Given request -> Find each line containing the string "this". Copy it.

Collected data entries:
▼
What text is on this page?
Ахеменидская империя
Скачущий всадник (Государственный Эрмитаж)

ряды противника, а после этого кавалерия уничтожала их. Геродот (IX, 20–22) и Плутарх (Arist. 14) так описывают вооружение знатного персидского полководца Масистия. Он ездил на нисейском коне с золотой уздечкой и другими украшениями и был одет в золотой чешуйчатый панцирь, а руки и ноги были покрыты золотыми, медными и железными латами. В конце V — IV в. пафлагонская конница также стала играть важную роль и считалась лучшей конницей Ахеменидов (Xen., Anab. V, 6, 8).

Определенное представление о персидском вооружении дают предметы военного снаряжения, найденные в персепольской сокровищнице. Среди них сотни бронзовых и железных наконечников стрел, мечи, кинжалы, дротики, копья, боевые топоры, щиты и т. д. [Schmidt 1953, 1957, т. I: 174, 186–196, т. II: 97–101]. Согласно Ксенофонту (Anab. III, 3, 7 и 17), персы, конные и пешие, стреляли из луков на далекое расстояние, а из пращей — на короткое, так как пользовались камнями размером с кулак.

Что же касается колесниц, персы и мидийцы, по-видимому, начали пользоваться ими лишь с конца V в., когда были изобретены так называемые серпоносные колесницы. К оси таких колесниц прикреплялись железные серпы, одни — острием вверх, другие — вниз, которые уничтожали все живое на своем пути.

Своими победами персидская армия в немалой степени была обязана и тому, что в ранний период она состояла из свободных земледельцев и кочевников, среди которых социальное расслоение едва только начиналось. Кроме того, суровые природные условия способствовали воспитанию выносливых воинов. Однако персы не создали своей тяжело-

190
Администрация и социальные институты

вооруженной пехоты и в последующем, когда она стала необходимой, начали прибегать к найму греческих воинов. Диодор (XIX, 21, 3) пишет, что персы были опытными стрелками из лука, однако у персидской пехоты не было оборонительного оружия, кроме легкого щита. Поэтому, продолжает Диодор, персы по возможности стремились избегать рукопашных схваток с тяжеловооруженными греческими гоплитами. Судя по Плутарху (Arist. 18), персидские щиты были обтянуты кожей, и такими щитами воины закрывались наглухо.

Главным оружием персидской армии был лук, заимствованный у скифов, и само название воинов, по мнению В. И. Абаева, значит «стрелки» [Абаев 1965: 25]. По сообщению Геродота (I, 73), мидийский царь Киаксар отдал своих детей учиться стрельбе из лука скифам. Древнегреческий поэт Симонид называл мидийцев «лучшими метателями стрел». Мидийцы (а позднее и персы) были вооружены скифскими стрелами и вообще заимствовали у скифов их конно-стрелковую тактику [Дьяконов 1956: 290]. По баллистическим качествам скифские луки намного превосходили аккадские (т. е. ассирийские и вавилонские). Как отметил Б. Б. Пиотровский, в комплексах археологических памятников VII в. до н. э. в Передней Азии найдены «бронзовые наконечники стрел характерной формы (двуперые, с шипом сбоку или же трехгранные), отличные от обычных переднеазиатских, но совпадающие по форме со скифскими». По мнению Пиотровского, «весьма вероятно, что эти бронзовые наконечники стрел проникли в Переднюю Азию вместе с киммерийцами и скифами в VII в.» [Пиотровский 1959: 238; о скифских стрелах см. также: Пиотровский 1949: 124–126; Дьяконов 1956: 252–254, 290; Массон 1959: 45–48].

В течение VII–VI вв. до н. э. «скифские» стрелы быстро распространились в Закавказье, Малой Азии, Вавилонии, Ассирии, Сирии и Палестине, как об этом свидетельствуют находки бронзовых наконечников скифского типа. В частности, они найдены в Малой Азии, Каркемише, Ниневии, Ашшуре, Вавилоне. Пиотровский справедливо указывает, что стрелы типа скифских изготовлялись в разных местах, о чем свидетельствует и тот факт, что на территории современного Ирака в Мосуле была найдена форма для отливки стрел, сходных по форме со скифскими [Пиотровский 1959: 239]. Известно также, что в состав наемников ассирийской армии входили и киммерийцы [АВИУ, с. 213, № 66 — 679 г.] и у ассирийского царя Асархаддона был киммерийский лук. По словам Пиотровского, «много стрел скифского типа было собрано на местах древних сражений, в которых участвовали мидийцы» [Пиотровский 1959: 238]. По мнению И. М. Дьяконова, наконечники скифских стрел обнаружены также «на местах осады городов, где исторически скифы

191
▲
▼
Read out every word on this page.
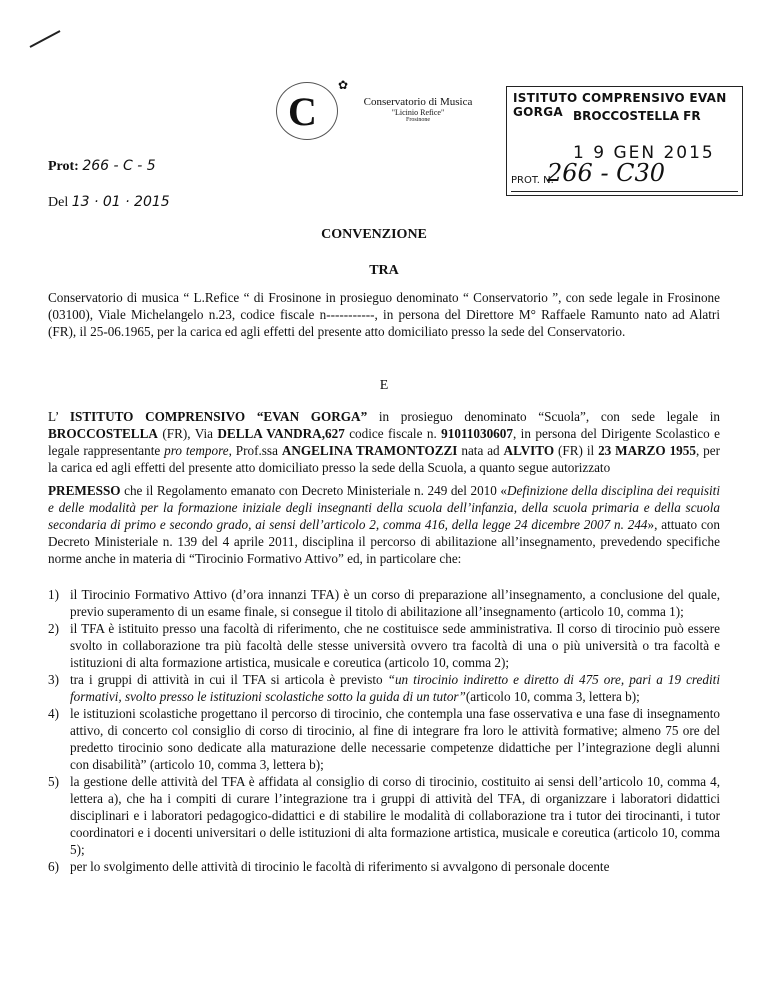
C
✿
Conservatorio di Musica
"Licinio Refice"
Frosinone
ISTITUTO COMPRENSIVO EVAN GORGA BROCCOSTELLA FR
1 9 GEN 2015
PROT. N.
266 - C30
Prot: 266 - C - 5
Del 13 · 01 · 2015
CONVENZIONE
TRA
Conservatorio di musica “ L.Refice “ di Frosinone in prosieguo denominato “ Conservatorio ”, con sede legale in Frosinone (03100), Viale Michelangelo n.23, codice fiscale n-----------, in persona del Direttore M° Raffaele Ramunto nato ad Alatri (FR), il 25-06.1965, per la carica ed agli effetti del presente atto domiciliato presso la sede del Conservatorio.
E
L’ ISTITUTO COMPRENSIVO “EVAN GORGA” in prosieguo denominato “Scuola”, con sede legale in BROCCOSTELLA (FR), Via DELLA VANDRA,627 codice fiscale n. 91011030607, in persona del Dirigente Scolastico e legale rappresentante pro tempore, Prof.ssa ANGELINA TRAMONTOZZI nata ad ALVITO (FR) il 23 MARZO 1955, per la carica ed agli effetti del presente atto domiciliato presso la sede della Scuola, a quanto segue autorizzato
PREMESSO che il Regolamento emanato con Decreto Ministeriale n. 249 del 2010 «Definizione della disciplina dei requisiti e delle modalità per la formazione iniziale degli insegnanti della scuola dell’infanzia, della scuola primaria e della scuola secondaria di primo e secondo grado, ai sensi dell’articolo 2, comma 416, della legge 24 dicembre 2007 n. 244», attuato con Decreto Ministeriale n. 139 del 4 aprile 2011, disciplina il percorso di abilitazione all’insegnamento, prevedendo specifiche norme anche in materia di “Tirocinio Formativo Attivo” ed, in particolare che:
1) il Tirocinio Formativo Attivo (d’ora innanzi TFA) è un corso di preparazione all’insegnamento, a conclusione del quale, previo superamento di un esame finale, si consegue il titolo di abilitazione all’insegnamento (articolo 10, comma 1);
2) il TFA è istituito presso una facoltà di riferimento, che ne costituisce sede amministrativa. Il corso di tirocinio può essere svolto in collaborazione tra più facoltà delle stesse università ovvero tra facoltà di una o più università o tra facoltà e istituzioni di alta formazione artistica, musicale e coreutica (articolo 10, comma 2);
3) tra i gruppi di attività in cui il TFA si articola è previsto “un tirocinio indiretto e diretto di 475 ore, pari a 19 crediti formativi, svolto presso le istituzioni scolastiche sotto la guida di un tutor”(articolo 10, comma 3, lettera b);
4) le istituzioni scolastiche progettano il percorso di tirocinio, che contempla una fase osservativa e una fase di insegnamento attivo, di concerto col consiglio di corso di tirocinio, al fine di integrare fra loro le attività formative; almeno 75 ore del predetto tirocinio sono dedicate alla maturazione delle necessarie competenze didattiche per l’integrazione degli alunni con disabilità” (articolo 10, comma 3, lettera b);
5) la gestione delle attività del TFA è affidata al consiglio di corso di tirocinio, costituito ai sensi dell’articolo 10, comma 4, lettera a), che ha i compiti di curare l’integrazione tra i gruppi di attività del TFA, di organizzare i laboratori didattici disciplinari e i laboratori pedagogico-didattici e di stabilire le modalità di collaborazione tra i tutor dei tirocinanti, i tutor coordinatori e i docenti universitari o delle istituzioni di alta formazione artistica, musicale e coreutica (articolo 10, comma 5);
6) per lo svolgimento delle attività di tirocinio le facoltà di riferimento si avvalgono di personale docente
▲
▼
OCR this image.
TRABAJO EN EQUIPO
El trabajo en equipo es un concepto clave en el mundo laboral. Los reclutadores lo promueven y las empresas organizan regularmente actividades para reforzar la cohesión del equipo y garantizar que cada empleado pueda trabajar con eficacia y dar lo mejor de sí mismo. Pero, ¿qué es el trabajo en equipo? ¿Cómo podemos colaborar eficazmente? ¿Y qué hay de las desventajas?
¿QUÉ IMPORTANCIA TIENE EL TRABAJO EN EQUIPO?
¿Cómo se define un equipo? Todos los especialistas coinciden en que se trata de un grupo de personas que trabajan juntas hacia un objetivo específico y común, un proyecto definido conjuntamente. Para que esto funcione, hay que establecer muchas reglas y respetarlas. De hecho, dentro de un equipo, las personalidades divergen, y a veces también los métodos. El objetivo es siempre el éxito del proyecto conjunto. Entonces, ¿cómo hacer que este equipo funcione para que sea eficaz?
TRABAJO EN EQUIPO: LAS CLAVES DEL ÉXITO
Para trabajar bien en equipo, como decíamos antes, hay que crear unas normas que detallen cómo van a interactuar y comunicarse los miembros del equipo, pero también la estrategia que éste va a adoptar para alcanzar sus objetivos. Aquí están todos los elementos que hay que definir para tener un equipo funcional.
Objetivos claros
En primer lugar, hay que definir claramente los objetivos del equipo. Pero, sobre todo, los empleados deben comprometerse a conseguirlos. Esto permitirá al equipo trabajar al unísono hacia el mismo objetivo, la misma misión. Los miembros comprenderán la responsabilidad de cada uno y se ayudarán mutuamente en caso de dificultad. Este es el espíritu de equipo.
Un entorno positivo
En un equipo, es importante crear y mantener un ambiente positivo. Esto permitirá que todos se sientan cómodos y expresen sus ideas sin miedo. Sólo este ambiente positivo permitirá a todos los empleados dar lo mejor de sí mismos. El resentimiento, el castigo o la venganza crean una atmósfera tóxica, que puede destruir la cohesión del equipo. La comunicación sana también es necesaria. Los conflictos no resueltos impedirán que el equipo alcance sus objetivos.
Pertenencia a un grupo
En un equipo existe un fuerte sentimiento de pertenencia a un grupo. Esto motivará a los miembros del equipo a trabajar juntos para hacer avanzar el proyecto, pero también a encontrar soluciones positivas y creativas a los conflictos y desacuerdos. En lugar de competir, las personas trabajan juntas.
▲
Task response ->
What text is on this page?
Read out every word on this page.
OCR this image.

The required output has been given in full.